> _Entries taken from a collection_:
#####
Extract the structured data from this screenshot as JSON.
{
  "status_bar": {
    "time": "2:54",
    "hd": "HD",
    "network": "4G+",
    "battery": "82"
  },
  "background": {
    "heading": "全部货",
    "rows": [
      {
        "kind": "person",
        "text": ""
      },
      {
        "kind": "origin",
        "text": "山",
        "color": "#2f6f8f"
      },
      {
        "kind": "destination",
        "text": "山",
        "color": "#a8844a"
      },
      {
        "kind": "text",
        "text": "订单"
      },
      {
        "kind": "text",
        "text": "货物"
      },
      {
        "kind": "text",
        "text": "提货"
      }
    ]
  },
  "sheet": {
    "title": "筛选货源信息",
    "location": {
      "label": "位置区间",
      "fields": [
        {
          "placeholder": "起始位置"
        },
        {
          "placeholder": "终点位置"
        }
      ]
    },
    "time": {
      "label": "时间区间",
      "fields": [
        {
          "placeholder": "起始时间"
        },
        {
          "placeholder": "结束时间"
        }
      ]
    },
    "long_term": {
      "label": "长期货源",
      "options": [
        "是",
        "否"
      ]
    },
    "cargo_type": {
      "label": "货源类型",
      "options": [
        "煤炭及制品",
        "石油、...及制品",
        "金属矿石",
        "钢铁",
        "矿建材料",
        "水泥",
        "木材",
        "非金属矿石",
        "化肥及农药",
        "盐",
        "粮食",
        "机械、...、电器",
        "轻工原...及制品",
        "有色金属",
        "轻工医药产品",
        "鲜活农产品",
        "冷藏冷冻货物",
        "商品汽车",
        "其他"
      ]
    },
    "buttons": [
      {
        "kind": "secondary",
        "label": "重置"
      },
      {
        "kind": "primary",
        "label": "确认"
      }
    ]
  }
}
#####
Find the word "kind" and list each line it appears in.

> _ANSWER TO THE TASK_:
        "kind": "person",
        "kind": "origin",
        "kind": "destination",
        "kind": "text",
        "kind": "text",
        "kind": "text",
        "kind": "secondary",
        "kind": "primary",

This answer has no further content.